Write out the records from the line containing "data-point-pu-0: [183, 486, 189, 492]" through the line containing "data-point-pu-15: [488, 216, 495, 222]", both included, as a JSON list of strings with one string per line and no blank lines.

Element placement data:
-=-=-

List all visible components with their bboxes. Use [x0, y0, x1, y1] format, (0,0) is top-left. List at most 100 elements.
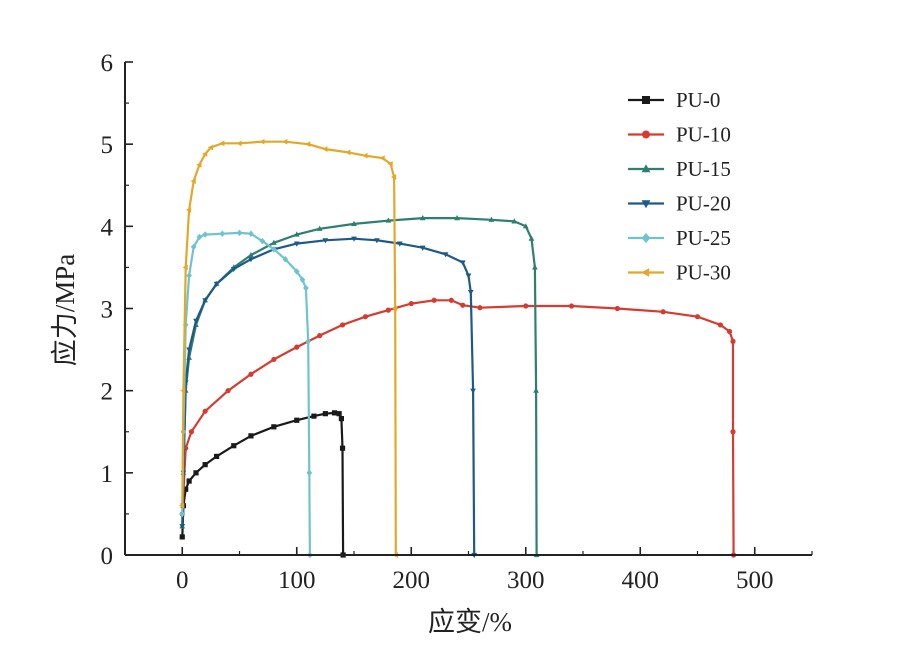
data-point-pu-0: [183, 486, 189, 492]
data-point-pu-25: [179, 510, 186, 518]
data-point-pu-15: [511, 218, 518, 224]
data-point-pu-10: [188, 429, 195, 435]
data-point-pu-30: [219, 140, 225, 147]
data-point-pu-25: [303, 284, 309, 292]
data-point-pu-10: [460, 302, 466, 308]
data-point-pu-0: [339, 445, 346, 451]
data-point-pu-20: [213, 281, 220, 287]
data-point-pu-20: [467, 289, 474, 296]
series-line-pu-0: [181, 411, 345, 556]
data-point-pu-15: [532, 264, 538, 270]
data-point-pu-30: [387, 161, 393, 167]
data-point-pu-30: [322, 146, 328, 152]
legend-label-pu-25: PU-25: [676, 226, 731, 250]
y-tick-label: 2: [101, 379, 114, 406]
data-point-pu-30: [196, 161, 202, 168]
data-point-pu-0: [294, 417, 300, 423]
data-point-pu-20: [442, 252, 449, 258]
data-point-pu-25: [259, 237, 266, 245]
data-point-pu-20: [322, 238, 329, 244]
data-point-pu-25: [306, 469, 313, 477]
data-point-pu-10: [730, 338, 736, 344]
data-point-pu-25: [236, 229, 243, 237]
data-point-pu-30: [345, 149, 351, 156]
x-axis-title: 应变/%: [428, 607, 512, 637]
data-point-pu-15: [270, 239, 277, 245]
data-point-pu-10: [523, 303, 529, 309]
data-point-pu-30: [390, 174, 397, 180]
data-point-pu-30: [362, 152, 368, 159]
data-point-pu-10: [317, 333, 323, 339]
data-point-pu-20: [202, 298, 209, 304]
data-point-pu-15: [488, 216, 495, 222]
legend: PU-0 PU-10 PU-15 PU-20 PU-25 PU-30: [628, 88, 731, 285]
legend-marker-pu-25: [641, 233, 651, 243]
legend-label-pu-30: PU-30: [676, 261, 731, 285]
legend-label-pu-20: PU-20: [676, 192, 731, 216]
data-point-pu-10: [225, 388, 231, 394]
data-point-pu-30: [392, 305, 398, 312]
data-point-pu-30: [190, 178, 196, 185]
data-point-pu-25: [305, 338, 312, 345]
data-point-pu-25: [202, 231, 209, 238]
data-point-pu-20: [419, 245, 426, 251]
data-point-pu-30: [259, 138, 265, 145]
axes: 0 100 200 300 400 500 0 1 2 3 4 5 6: [101, 50, 813, 594]
data-point-pu-25: [282, 255, 289, 263]
data-point-pu-0: [179, 534, 185, 540]
data-point-pu-0: [202, 462, 208, 468]
data-point-pu-20: [374, 238, 380, 244]
data-point-pu-10: [717, 322, 724, 328]
legend-label-pu-0: PU-0: [676, 88, 720, 112]
data-point-pu-30: [179, 502, 185, 509]
legend-marker-pu-15: [641, 164, 651, 173]
data-point-pu-25: [270, 246, 277, 253]
data-point-pu-20: [396, 241, 403, 247]
data-point-pu-30: [202, 151, 208, 157]
y-tick-label: 6: [101, 50, 114, 77]
x-tick-label: 200: [393, 567, 431, 594]
plot-area: [179, 138, 737, 559]
data-point-pu-10: [726, 328, 733, 335]
data-point-pu-30: [182, 264, 188, 271]
y-axis-title: 应力/MPa: [50, 254, 80, 367]
data-point-pu-25: [248, 230, 254, 237]
y-tick-label: 4: [101, 214, 114, 241]
legend-label-pu-15: PU-15: [676, 157, 731, 181]
data-point-pu-10: [730, 429, 736, 435]
data-point-pu-20: [230, 266, 237, 273]
data-point-pu-10: [448, 297, 454, 303]
legend-label-pu-10: PU-10: [676, 123, 731, 147]
data-point-pu-0: [271, 424, 277, 430]
data-point-pu-30: [186, 207, 192, 213]
data-point-pu-10: [339, 322, 346, 328]
legend-marker-pu-20: [641, 200, 651, 209]
data-point-pu-30: [236, 140, 242, 147]
data-point-pu-25: [190, 243, 197, 251]
x-tick-label: 100: [278, 567, 316, 594]
data-point-pu-25: [299, 276, 306, 283]
data-point-pu-15: [351, 220, 357, 226]
data-point-pu-0: [336, 411, 342, 417]
data-point-pu-0: [311, 413, 317, 419]
data-point-pu-15: [385, 217, 392, 223]
y-tick-label: 1: [101, 461, 114, 488]
data-point-pu-10: [271, 356, 277, 363]
data-point-pu-10: [694, 314, 701, 320]
data-point-pu-25: [219, 230, 226, 237]
data-point-pu-10: [408, 300, 414, 307]
data-point-pu-20: [193, 318, 199, 324]
data-point-pu-20: [293, 241, 300, 247]
data-point-pu-15: [293, 231, 300, 237]
data-point-pu-25: [196, 233, 203, 241]
data-point-pu-20: [248, 257, 254, 263]
x-tick-label: 400: [622, 567, 660, 594]
data-point-pu-15: [454, 214, 460, 221]
series-line-pu-30: [181, 140, 397, 556]
data-point-pu-30: [379, 155, 385, 161]
data-point-pu-10: [248, 371, 254, 377]
x-tick-label: 500: [736, 567, 774, 594]
data-point-pu-15: [528, 235, 535, 241]
data-point-pu-10: [294, 344, 300, 350]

-=-=-

## FINAL RESULT:
[
  "data-point-pu-0: [183, 486, 189, 492]",
  "data-point-pu-25: [179, 510, 186, 518]",
  "data-point-pu-15: [511, 218, 518, 224]",
  "data-point-pu-10: [188, 429, 195, 435]",
  "data-point-pu-30: [219, 140, 225, 147]",
  "data-point-pu-25: [303, 284, 309, 292]",
  "data-point-pu-10: [460, 302, 466, 308]",
  "data-point-pu-0: [339, 445, 346, 451]",
  "data-point-pu-20: [213, 281, 220, 287]",
  "data-point-pu-20: [467, 289, 474, 296]",
  "series-line-pu-0: [181, 411, 345, 556]",
  "data-point-pu-15: [532, 264, 538, 270]",
  "data-point-pu-30: [387, 161, 393, 167]",
  "data-point-pu-30: [322, 146, 328, 152]",
  "legend-label-pu-25: PU-25: [676, 226, 731, 250]",
  "y-tick-label: 2: [101, 379, 114, 406]",
  "data-point-pu-30: [196, 161, 202, 168]",
  "data-point-pu-0: [294, 417, 300, 423]",
  "data-point-pu-20: [442, 252, 449, 258]",
  "data-point-pu-25: [259, 237, 266, 245]",
  "data-point-pu-20: [322, 238, 329, 244]",
  "data-point-pu-25: [306, 469, 313, 477]",
  "data-point-pu-10: [730, 338, 736, 344]",
  "data-point-pu-25: [236, 229, 243, 237]",
  "data-point-pu-30: [345, 149, 351, 156]",
  "x-axis-title: 应变/%: [428, 607, 512, 637]",
  "data-point-pu-15: [270, 239, 277, 245]",
  "data-point-pu-10: [523, 303, 529, 309]",
  "data-point-pu-30: [390, 174, 397, 180]",
  "data-point-pu-30: [362, 152, 368, 159]",
  "data-point-pu-10: [317, 333, 323, 339]",
  "data-point-pu-20: [202, 298, 209, 304]",
  "data-point-pu-15: [488, 216, 495, 222]"
]